EXERCISE :: Output every record below exactly as it appears.

Start RAW RECORDS

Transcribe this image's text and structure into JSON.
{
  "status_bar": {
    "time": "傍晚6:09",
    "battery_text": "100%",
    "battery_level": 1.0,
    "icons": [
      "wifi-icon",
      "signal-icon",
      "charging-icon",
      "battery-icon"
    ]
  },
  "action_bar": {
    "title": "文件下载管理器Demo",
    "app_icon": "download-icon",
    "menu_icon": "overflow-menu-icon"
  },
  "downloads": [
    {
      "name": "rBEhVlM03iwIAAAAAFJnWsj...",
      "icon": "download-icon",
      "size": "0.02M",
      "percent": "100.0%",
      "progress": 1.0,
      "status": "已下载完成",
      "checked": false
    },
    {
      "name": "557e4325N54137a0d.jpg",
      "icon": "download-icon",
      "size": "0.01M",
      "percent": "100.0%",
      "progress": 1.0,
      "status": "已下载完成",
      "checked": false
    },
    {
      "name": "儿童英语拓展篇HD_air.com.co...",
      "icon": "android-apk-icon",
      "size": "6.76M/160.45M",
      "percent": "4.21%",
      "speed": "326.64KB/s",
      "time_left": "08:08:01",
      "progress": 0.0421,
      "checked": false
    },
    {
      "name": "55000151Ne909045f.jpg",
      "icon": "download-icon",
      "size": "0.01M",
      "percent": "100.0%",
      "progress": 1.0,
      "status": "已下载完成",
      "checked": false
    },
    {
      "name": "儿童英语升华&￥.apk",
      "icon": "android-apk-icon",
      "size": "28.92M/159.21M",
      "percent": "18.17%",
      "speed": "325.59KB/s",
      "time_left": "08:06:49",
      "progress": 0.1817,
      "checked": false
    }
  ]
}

End RAW RECORDS

EXPECTED OUTPUT ::
Transcribe this image's text and structure into JSON.
{
  "status_bar": {
    "time": "傍晚6:09",
    "battery_text": "100%",
    "battery_level": 1.0,
    "icons": [
      "wifi-icon",
      "signal-icon",
      "charging-icon",
      "battery-icon"
    ]
  },
  "action_bar": {
    "title": "文件下载管理器Demo",
    "app_icon": "download-icon",
    "menu_icon": "overflow-menu-icon"
  },
  "downloads": [
    {
      "name": "rBEhVlM03iwIAAAAAFJnWsj...",
      "icon": "download-icon",
      "size": "0.02M",
      "percent": "100.0%",
      "progress": 1.0,
      "status": "已下载完成",
      "checked": false
    },
    {
      "name": "557e4325N54137a0d.jpg",
      "icon": "download-icon",
      "size": "0.01M",
      "percent": "100.0%",
      "progress": 1.0,
      "status": "已下载完成",
      "checked": false
    },
    {
      "name": "儿童英语拓展篇HD_air.com.co...",
      "icon": "android-apk-icon",
      "size": "6.76M/160.45M",
      "percent": "4.21%",
      "speed": "326.64KB/s",
      "time_left": "08:08:01",
      "progress": 0.0421,
      "checked": false
    },
    {
      "name": "55000151Ne909045f.jpg",
      "icon": "download-icon",
      "size": "0.01M",
      "percent": "100.0%",
      "progress": 1.0,
      "status": "已下载完成",
      "checked": false
    },
    {
      "name": "儿童英语升华&￥.apk",
      "icon": "android-apk-icon",
      "size": "28.92M/159.21M",
      "percent": "18.17%",
      "speed": "325.59KB/s",
      "time_left": "08:06:49",
      "progress": 0.1817,
      "checked": false
    }
  ]
}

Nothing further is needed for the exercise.